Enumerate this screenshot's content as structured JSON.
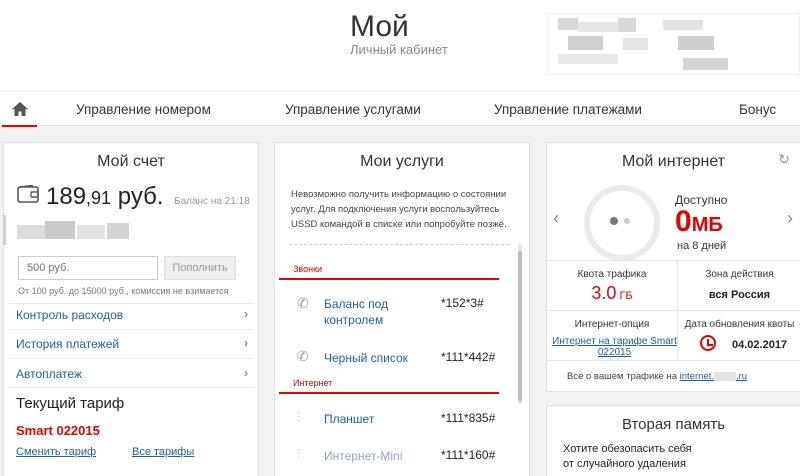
{
  "header": {
    "title": "Мой",
    "subtitle": "Личный кабинет"
  },
  "nav": {
    "home_icon": "home-icon",
    "items": [
      {
        "label": "Управление номером"
      },
      {
        "label": "Управление услугами"
      },
      {
        "label": "Управление платежами"
      },
      {
        "label": "Бонус"
      }
    ]
  },
  "account": {
    "title": "Мой счет",
    "wallet_icon": "wallet-icon",
    "balance_main": "189",
    "balance_cents": ",91",
    "balance_currency": " руб.",
    "balance_date": "Баланс на 21:18",
    "amount_placeholder": "500 руб.",
    "topup_label": "Пополнить",
    "topup_note": "От 100 руб. до 15000 руб., комиссия не взимается",
    "links": [
      {
        "label": "Контроль расходов"
      },
      {
        "label": "История платежей"
      },
      {
        "label": "Автоплатеж"
      }
    ],
    "tariff_heading": "Текущий тариф",
    "tariff_name": "Smart 022015",
    "change_tariff": "Сменить тариф",
    "all_tariffs": "Все тарифы"
  },
  "services": {
    "title": "Мои услуги",
    "message": "Невозможно получить информацию о состоянии услуг. Для подключения услуги воспользуйтесь USSD командой в списке или попробуйте позже.",
    "sections": [
      {
        "name": "Звонки",
        "items": [
          {
            "name": "Баланс под контролем",
            "code": "*152*3#",
            "icon": "phone-icon"
          },
          {
            "name": "Черный список",
            "code": "*111*442#",
            "icon": "phone-icon"
          }
        ]
      },
      {
        "name": "Интернет",
        "items": [
          {
            "name": "Планшет",
            "code": "*111*835#",
            "icon": "wifi-icon"
          },
          {
            "name": "Интернет-Mini",
            "code": "*111*160#",
            "icon": "wifi-icon"
          }
        ]
      }
    ]
  },
  "internet": {
    "title": "Мой интернет",
    "available_label": "Доступно",
    "available_value": "0",
    "available_unit": "МБ",
    "available_days": "на 8 дней",
    "quota_label": "Квота трафика",
    "quota_value": "3.0",
    "quota_unit": " ГБ",
    "zone_label": "Зона действия",
    "zone_value": "вся Россия",
    "option_label": "Интернет-опция",
    "option_link": "Интернет на тарифе Smart 022015",
    "quota_date_label": "Дата обновления квоты",
    "quota_date": "04.02.2017",
    "traffic_text": "Все о вашем трафике на",
    "traffic_link_a": "internet.",
    "traffic_link_b": ".ru"
  },
  "memory": {
    "title": "Вторая память",
    "text": "Хотите обезопасить себя от случайного удаления"
  }
}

▶ _Your objective_: Retype the listing exactly. Pictures do not belong in the copy.

▶ _Solved problem_:
Enumerate this screenshot's content as structured JSON.
{
  "header": {
    "title": "Мой",
    "subtitle": "Личный кабинет"
  },
  "nav": {
    "home_icon": "home-icon",
    "items": [
      {
        "label": "Управление номером"
      },
      {
        "label": "Управление услугами"
      },
      {
        "label": "Управление платежами"
      },
      {
        "label": "Бонус"
      }
    ]
  },
  "account": {
    "title": "Мой счет",
    "wallet_icon": "wallet-icon",
    "balance_main": "189",
    "balance_cents": ",91",
    "balance_currency": " руб.",
    "balance_date": "Баланс на 21:18",
    "amount_placeholder": "500 руб.",
    "topup_label": "Пополнить",
    "topup_note": "От 100 руб. до 15000 руб., комиссия не взимается",
    "links": [
      {
        "label": "Контроль расходов"
      },
      {
        "label": "История платежей"
      },
      {
        "label": "Автоплатеж"
      }
    ],
    "tariff_heading": "Текущий тариф",
    "tariff_name": "Smart 022015",
    "change_tariff": "Сменить тариф",
    "all_tariffs": "Все тарифы"
  },
  "services": {
    "title": "Мои услуги",
    "message": "Невозможно получить информацию о состоянии услуг. Для подключения услуги воспользуйтесь USSD командой в списке или попробуйте позже.",
    "sections": [
      {
        "name": "Звонки",
        "items": [
          {
            "name": "Баланс под контролем",
            "code": "*152*3#",
            "icon": "phone-icon"
          },
          {
            "name": "Черный список",
            "code": "*111*442#",
            "icon": "phone-icon"
          }
        ]
      },
      {
        "name": "Интернет",
        "items": [
          {
            "name": "Планшет",
            "code": "*111*835#",
            "icon": "wifi-icon"
          },
          {
            "name": "Интернет-Mini",
            "code": "*111*160#",
            "icon": "wifi-icon"
          }
        ]
      }
    ]
  },
  "internet": {
    "title": "Мой интернет",
    "available_label": "Доступно",
    "available_value": "0",
    "available_unit": "МБ",
    "available_days": "на 8 дней",
    "quota_label": "Квота трафика",
    "quota_value": "3.0",
    "quota_unit": " ГБ",
    "zone_label": "Зона действия",
    "zone_value": "вся Россия",
    "option_label": "Интернет-опция",
    "option_link": "Интернет на тарифе Smart 022015",
    "quota_date_label": "Дата обновления квоты",
    "quota_date": "04.02.2017",
    "traffic_text": "Все о вашем трафике на",
    "traffic_link_a": "internet.",
    "traffic_link_b": ".ru"
  },
  "memory": {
    "title": "Вторая память",
    "text": "Хотите обезопасить себя от случайного удаления"
  }
}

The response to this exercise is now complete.